▸ Work to complete: Extract all of the entries and set them down verbatim.
*** Input data
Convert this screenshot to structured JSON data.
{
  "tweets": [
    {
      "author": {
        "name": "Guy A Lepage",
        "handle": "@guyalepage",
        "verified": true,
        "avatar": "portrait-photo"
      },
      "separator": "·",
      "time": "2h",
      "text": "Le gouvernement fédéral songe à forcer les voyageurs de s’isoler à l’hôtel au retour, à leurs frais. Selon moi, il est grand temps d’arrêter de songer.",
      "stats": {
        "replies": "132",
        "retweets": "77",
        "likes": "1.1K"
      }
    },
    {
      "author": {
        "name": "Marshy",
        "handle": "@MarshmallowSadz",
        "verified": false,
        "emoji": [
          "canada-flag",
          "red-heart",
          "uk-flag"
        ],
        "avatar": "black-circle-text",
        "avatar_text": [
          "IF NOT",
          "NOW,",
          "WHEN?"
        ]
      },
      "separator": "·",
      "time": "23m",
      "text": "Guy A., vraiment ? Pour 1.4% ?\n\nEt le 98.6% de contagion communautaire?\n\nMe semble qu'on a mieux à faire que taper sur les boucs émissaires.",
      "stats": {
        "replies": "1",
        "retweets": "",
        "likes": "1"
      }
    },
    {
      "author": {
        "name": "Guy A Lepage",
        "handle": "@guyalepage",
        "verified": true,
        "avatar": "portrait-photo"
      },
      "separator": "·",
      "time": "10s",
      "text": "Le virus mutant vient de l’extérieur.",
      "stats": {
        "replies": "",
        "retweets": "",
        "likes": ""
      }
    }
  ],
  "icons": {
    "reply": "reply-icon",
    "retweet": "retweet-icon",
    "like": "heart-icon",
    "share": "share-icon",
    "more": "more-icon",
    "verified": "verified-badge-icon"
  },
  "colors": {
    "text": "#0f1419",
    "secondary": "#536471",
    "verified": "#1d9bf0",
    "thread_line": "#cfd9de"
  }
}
******
▸ Solved problem:
Convert this screenshot to structured JSON data.
{
  "tweets": [
    {
      "author": {
        "name": "Guy A Lepage",
        "handle": "@guyalepage",
        "verified": true,
        "avatar": "portrait-photo"
      },
      "separator": "·",
      "time": "2h",
      "text": "Le gouvernement fédéral songe à forcer les voyageurs de s’isoler à l’hôtel au retour, à leurs frais. Selon moi, il est grand temps d’arrêter de songer.",
      "stats": {
        "replies": "132",
        "retweets": "77",
        "likes": "1.1K"
      }
    },
    {
      "author": {
        "name": "Marshy",
        "handle": "@MarshmallowSadz",
        "verified": false,
        "emoji": [
          "canada-flag",
          "red-heart",
          "uk-flag"
        ],
        "avatar": "black-circle-text",
        "avatar_text": [
          "IF NOT",
          "NOW,",
          "WHEN?"
        ]
      },
      "separator": "·",
      "time": "23m",
      "text": "Guy A., vraiment ? Pour 1.4% ?\n\nEt le 98.6% de contagion communautaire?\n\nMe semble qu'on a mieux à faire que taper sur les boucs émissaires.",
      "stats": {
        "replies": "1",
        "retweets": "",
        "likes": "1"
      }
    },
    {
      "author": {
        "name": "Guy A Lepage",
        "handle": "@guyalepage",
        "verified": true,
        "avatar": "portrait-photo"
      },
      "separator": "·",
      "time": "10s",
      "text": "Le virus mutant vient de l’extérieur.",
      "stats": {
        "replies": "",
        "retweets": "",
        "likes": ""
      }
    }
  ],
  "icons": {
    "reply": "reply-icon",
    "retweet": "retweet-icon",
    "like": "heart-icon",
    "share": "share-icon",
    "more": "more-icon",
    "verified": "verified-badge-icon"
  },
  "colors": {
    "text": "#0f1419",
    "secondary": "#536471",
    "verified": "#1d9bf0",
    "thread_line": "#cfd9de"
  }
}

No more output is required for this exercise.